# EXERCISE DESCRIPTION
Each entry should be quoted word for word, including every mark of punctuation.

[START RECORD SET]

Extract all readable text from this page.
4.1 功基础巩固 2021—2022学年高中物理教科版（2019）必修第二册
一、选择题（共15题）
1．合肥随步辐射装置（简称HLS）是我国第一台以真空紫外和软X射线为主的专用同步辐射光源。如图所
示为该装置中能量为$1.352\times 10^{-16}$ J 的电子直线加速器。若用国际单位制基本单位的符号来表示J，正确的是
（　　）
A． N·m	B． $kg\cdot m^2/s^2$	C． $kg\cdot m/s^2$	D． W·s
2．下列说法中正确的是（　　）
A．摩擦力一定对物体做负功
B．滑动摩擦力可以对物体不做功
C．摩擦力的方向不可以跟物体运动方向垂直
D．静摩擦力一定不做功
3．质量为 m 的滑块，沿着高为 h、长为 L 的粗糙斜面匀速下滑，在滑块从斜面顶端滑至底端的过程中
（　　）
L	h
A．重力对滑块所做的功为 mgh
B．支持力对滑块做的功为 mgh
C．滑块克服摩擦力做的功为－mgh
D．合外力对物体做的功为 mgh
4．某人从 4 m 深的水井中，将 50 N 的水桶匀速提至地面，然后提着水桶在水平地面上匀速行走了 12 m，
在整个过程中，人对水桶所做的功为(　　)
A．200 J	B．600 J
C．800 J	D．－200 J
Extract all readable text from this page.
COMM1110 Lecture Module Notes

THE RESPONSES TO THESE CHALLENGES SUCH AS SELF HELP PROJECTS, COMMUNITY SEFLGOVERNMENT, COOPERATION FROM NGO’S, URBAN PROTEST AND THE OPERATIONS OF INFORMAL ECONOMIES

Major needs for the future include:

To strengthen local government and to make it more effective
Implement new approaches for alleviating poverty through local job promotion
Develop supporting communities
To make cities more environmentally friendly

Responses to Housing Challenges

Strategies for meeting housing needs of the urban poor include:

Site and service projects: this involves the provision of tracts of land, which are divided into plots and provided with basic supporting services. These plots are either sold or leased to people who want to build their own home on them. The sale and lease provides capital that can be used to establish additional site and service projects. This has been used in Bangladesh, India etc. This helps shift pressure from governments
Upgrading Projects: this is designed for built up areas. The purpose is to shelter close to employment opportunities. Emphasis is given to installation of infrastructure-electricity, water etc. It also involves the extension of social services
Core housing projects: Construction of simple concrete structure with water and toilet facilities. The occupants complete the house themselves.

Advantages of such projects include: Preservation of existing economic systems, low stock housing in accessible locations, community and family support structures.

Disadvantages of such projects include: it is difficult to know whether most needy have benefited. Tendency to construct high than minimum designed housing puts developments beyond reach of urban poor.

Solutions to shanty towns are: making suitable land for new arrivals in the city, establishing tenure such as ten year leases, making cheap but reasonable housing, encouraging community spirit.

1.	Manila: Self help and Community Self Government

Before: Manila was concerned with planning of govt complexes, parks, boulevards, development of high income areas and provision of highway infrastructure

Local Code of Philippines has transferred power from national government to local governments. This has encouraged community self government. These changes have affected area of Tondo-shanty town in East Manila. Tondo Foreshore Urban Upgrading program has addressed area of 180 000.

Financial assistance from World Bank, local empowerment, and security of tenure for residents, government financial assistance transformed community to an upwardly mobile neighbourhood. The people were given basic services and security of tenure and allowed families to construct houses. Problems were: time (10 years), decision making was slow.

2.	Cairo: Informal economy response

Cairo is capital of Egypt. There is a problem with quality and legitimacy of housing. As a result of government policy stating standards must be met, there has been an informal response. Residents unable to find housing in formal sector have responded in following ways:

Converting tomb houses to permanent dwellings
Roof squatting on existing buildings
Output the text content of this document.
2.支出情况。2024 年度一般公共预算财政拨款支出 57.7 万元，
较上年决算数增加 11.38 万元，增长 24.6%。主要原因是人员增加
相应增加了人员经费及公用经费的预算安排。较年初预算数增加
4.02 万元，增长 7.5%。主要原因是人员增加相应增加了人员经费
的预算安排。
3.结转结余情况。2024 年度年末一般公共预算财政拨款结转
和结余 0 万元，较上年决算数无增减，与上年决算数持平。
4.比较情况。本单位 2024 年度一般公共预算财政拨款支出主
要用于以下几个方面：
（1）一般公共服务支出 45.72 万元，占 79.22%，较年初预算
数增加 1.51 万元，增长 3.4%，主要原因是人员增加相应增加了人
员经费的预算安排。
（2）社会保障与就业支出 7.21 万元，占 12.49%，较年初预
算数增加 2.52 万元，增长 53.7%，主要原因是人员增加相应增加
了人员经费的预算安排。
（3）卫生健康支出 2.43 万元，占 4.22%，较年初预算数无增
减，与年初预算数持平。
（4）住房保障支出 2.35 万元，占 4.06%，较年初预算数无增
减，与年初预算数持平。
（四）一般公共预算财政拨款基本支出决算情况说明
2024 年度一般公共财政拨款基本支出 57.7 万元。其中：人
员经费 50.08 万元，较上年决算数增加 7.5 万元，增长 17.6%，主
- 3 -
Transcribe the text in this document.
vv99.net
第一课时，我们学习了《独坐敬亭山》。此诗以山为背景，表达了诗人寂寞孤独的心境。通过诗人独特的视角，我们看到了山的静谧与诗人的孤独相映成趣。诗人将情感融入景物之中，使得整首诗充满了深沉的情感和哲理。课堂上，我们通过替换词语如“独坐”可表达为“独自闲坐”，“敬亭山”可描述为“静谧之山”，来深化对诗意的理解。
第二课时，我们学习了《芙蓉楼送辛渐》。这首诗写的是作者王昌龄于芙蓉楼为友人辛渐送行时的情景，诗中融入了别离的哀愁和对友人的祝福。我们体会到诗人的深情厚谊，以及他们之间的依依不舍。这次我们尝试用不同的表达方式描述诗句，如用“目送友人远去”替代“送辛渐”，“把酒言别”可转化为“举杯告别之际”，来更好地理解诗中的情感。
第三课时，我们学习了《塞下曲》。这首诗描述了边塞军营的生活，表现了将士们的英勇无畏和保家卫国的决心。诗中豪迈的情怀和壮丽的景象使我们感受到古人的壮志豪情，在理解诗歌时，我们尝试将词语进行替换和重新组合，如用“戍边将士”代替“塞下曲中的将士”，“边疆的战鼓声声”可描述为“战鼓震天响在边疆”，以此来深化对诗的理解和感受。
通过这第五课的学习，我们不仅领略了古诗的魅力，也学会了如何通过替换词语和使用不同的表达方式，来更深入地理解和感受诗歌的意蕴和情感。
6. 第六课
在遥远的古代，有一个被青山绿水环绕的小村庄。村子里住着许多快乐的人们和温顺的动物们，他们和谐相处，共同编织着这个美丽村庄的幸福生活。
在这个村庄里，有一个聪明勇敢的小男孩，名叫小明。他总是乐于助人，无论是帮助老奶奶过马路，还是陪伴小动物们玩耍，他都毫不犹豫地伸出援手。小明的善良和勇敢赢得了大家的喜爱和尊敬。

[END RECORD SET]

# ANSWER TO THE PROBLEM
Extract all readable text from this page.
4.1 功基础巩固 2021—2022学年高中物理教科版（2019）必修第二册
一、选择题（共15题）
1．合肥随步辐射装置（简称HLS）是我国第一台以真空紫外和软X射线为主的专用同步辐射光源。如图所
示为该装置中能量为$1.352\times 10^{-16}$ J 的电子直线加速器。若用国际单位制基本单位的符号来表示J，正确的是
（　　）
A． N·m	B． $kg\cdot m^2/s^2$	C． $kg\cdot m/s^2$	D． W·s
2．下列说法中正确的是（　　）
A．摩擦力一定对物体做负功
B．滑动摩擦力可以对物体不做功
C．摩擦力的方向不可以跟物体运动方向垂直
D．静摩擦力一定不做功
3．质量为 m 的滑块，沿着高为 h、长为 L 的粗糙斜面匀速下滑，在滑块从斜面顶端滑至底端的过程中
（　　）
L	h
A．重力对滑块所做的功为 mgh
B．支持力对滑块做的功为 mgh
C．滑块克服摩擦力做的功为－mgh
D．合外力对物体做的功为 mgh
4．某人从 4 m 深的水井中，将 50 N 的水桶匀速提至地面，然后提着水桶在水平地面上匀速行走了 12 m，
在整个过程中，人对水桶所做的功为(　　)
A．200 J	B．600 J
C．800 J	D．－200 J
Extract all readable text from this page.
COMM1110 Lecture Module Notes

THE RESPONSES TO THESE CHALLENGES SUCH AS SELF HELP PROJECTS, COMMUNITY SEFLGOVERNMENT, COOPERATION FROM NGO’S, URBAN PROTEST AND THE OPERATIONS OF INFORMAL ECONOMIES

Major needs for the future include:

To strengthen local government and to make it more effective
Implement new approaches for alleviating poverty through local job promotion
Develop supporting communities
To make cities more environmentally friendly

Responses to Housing Challenges

Strategies for meeting housing needs of the urban poor include:

Site and service projects: this involves the provision of tracts of land, which are divided into plots and provided with basic supporting services. These plots are either sold or leased to people who want to build their own home on them. The sale and lease provides capital that can be used to establish additional site and service projects. This has been used in Bangladesh, India etc. This helps shift pressure from governments
Upgrading Projects: this is designed for built up areas. The purpose is to shelter close to employment opportunities. Emphasis is given to installation of infrastructure-electricity, water etc. It also involves the extension of social services
Core housing projects: Construction of simple concrete structure with water and toilet facilities. The occupants complete the house themselves.

Advantages of such projects include: Preservation of existing economic systems, low stock housing in accessible locations, community and family support structures.

Disadvantages of such projects include: it is difficult to know whether most needy have benefited. Tendency to construct high than minimum designed housing puts developments beyond reach of urban poor.

Solutions to shanty towns are: making suitable land for new arrivals in the city, establishing tenure such as ten year leases, making cheap but reasonable housing, encouraging community spirit.

1.	Manila: Self help and Community Self Government

Before: Manila was concerned with planning of govt complexes, parks, boulevards, development of high income areas and provision of highway infrastructure

Local Code of Philippines has transferred power from national government to local governments. This has encouraged community self government. These changes have affected area of Tondo-shanty town in East Manila. Tondo Foreshore Urban Upgrading program has addressed area of 180 000.

Financial assistance from World Bank, local empowerment, and security of tenure for residents, government financial assistance transformed community to an upwardly mobile neighbourhood. The people were given basic services and security of tenure and allowed families to construct houses. Problems were: time (10 years), decision making was slow.

2.	Cairo: Informal economy response

Cairo is capital of Egypt. There is a problem with quality and legitimacy of housing. As a result of government policy stating standards must be met, there has been an informal response. Residents unable to find housing in formal sector have responded in following ways:

Converting tomb houses to permanent dwellings
Roof squatting on existing buildings
Output the text content of this document.
2.支出情况。2024 年度一般公共预算财政拨款支出 57.7 万元，
较上年决算数增加 11.38 万元，增长 24.6%。主要原因是人员增加
相应增加了人员经费及公用经费的预算安排。较年初预算数增加
4.02 万元，增长 7.5%。主要原因是人员增加相应增加了人员经费
的预算安排。
3.结转结余情况。2024 年度年末一般公共预算财政拨款结转
和结余 0 万元，较上年决算数无增减，与上年决算数持平。
4.比较情况。本单位 2024 年度一般公共预算财政拨款支出主
要用于以下几个方面：
（1）一般公共服务支出 45.72 万元，占 79.22%，较年初预算
数增加 1.51 万元，增长 3.4%，主要原因是人员增加相应增加了人
员经费的预算安排。
（2）社会保障与就业支出 7.21 万元，占 12.49%，较年初预
算数增加 2.52 万元，增长 53.7%，主要原因是人员增加相应增加
了人员经费的预算安排。
（3）卫生健康支出 2.43 万元，占 4.22%，较年初预算数无增
减，与年初预算数持平。
（4）住房保障支出 2.35 万元，占 4.06%，较年初预算数无增
减，与年初预算数持平。
（四）一般公共预算财政拨款基本支出决算情况说明
2024 年度一般公共财政拨款基本支出 57.7 万元。其中：人
员经费 50.08 万元，较上年决算数增加 7.5 万元，增长 17.6%，主
- 3 -
Transcribe the text in this document.
vv99.net
第一课时，我们学习了《独坐敬亭山》。此诗以山为背景，表达了诗人寂寞孤独的心境。通过诗人独特的视角，我们看到了山的静谧与诗人的孤独相映成趣。诗人将情感融入景物之中，使得整首诗充满了深沉的情感和哲理。课堂上，我们通过替换词语如“独坐”可表达为“独自闲坐”，“敬亭山”可描述为“静谧之山”，来深化对诗意的理解。
第二课时，我们学习了《芙蓉楼送辛渐》。这首诗写的是作者王昌龄于芙蓉楼为友人辛渐送行时的情景，诗中融入了别离的哀愁和对友人的祝福。我们体会到诗人的深情厚谊，以及他们之间的依依不舍。这次我们尝试用不同的表达方式描述诗句，如用“目送友人远去”替代“送辛渐”，“把酒言别”可转化为“举杯告别之际”，来更好地理解诗中的情感。
第三课时，我们学习了《塞下曲》。这首诗描述了边塞军营的生活，表现了将士们的英勇无畏和保家卫国的决心。诗中豪迈的情怀和壮丽的景象使我们感受到古人的壮志豪情，在理解诗歌时，我们尝试将词语进行替换和重新组合，如用“戍边将士”代替“塞下曲中的将士”，“边疆的战鼓声声”可描述为“战鼓震天响在边疆”，以此来深化对诗的理解和感受。
通过这第五课的学习，我们不仅领略了古诗的魅力，也学会了如何通过替换词语和使用不同的表达方式，来更深入地理解和感受诗歌的意蕴和情感。
6. 第六课
在遥远的古代，有一个被青山绿水环绕的小村庄。村子里住着许多快乐的人们和温顺的动物们，他们和谐相处，共同编织着这个美丽村庄的幸福生活。
在这个村庄里，有一个聪明勇敢的小男孩，名叫小明。他总是乐于助人，无论是帮助老奶奶过马路，还是陪伴小动物们玩耍，他都毫不犹豫地伸出援手。小明的善良和勇敢赢得了大家的喜爱和尊敬。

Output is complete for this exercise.